- Exercise brief
Show all lines holding the string "Demo".

- Data supplied
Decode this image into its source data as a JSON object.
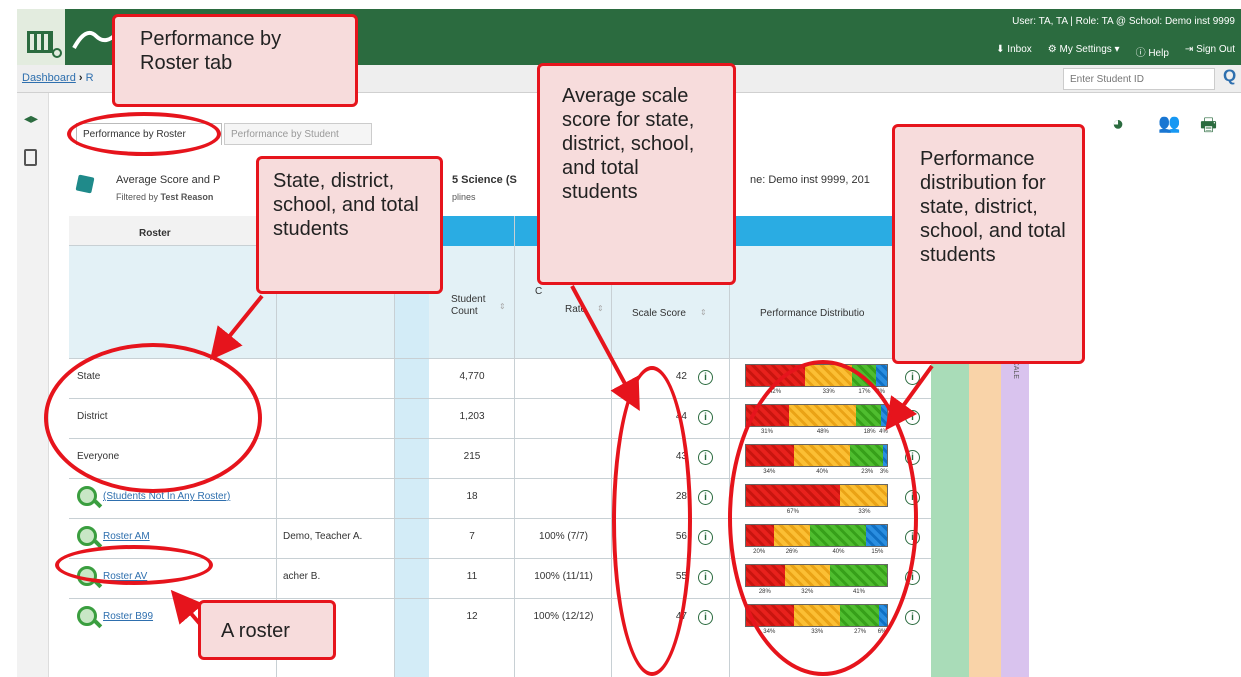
{
  "header": {
    "user_info": "User: TA, TA  |  Role: TA @ School: Demo inst 9999",
    "links": [
      "⬇ Inbox",
      "⚙ My Settings ▾",
      "ⓘ Help",
      "⇥ Sign Out"
    ]
  },
  "breadcrumb": {
    "root": "Dashboard",
    "separator": " ›",
    "rest": " R"
  },
  "search": {
    "placeholder": "Enter Student ID"
  },
  "tabs": {
    "by_roster": "Performance by Roster",
    "by_student": "Performance by Student"
  },
  "summary": {
    "title": "Average Score and P",
    "title2": "5 Science (S",
    "title3": "ne: Demo inst 9999, 201",
    "filter_prefix": "Filtered by ",
    "filter_bold": "Test Reason",
    "filter2": "plines"
  },
  "table": {
    "roster_header": "Roster",
    "student_count_header": "Student Count",
    "completion_header_a": "C",
    "completion_header_b": "Rate",
    "scale_header": "Scale Score",
    "perf_header": "Performance Distributio",
    "ribbon_text": "SCALE",
    "rows": [
      {
        "name": "State",
        "teacher": "",
        "count": "4,770",
        "rate": "",
        "score": "42",
        "dist": [
          42,
          33,
          17,
          8
        ],
        "labels": [
          "42%",
          "33%",
          "17%",
          "8%"
        ],
        "link": false
      },
      {
        "name": "District",
        "teacher": "",
        "count": "1,203",
        "rate": "",
        "score": "44",
        "dist": [
          31,
          48,
          18,
          4
        ],
        "labels": [
          "31%",
          "48%",
          "18%",
          "4%"
        ],
        "link": false
      },
      {
        "name": "Everyone",
        "teacher": "",
        "count": "215",
        "rate": "",
        "score": "43",
        "dist": [
          34,
          40,
          23,
          3
        ],
        "labels": [
          "34%",
          "40%",
          "23%",
          "3%"
        ],
        "link": false
      },
      {
        "name": "(Students Not In Any Roster)",
        "teacher": "",
        "count": "18",
        "rate": "",
        "score": "28",
        "dist": [
          67,
          33,
          0,
          0
        ],
        "labels": [
          "67%",
          "33%",
          "",
          ""
        ],
        "link": true
      },
      {
        "name": "Roster AM",
        "teacher": "Demo, Teacher A.",
        "count": "7",
        "rate": "100% (7/7)",
        "score": "56",
        "dist": [
          20,
          26,
          40,
          15
        ],
        "labels": [
          "20%",
          "26%",
          "40%",
          "15%"
        ],
        "link": true
      },
      {
        "name": "Roster AV",
        "teacher": "acher B.",
        "count": "11",
        "rate": "100% (11/11)",
        "score": "55",
        "dist": [
          28,
          32,
          41,
          0
        ],
        "labels": [
          "28%",
          "32%",
          "41%",
          ""
        ],
        "link": true
      },
      {
        "name": "Roster B99",
        "teacher": "acher C.",
        "count": "12",
        "rate": "100% (12/12)",
        "score": "47",
        "dist": [
          34,
          33,
          27,
          6
        ],
        "labels": [
          "34%",
          "33%",
          "27%",
          "6%"
        ],
        "link": true
      }
    ]
  },
  "callouts": {
    "tab": "Performance by Roster tab",
    "state": "State, district, school, and total students",
    "avg": "Average scale score for state, district, school, and total students",
    "perf": "Performance distribution for state, district, school, and total students",
    "roster": "A roster"
  },
  "colors": {
    "header_green": "#2b6b3f",
    "table_blue": "#2aace3",
    "callout_red": "#e6141c",
    "callout_fill": "#f7dcdc"
  }
}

- Response
    "user_info": "User: TA, TA  |  Role: TA @ School: Demo inst 9999",
    "title3": "ne: Demo inst 9999, 201",
        "teacher": "Demo, Teacher A.",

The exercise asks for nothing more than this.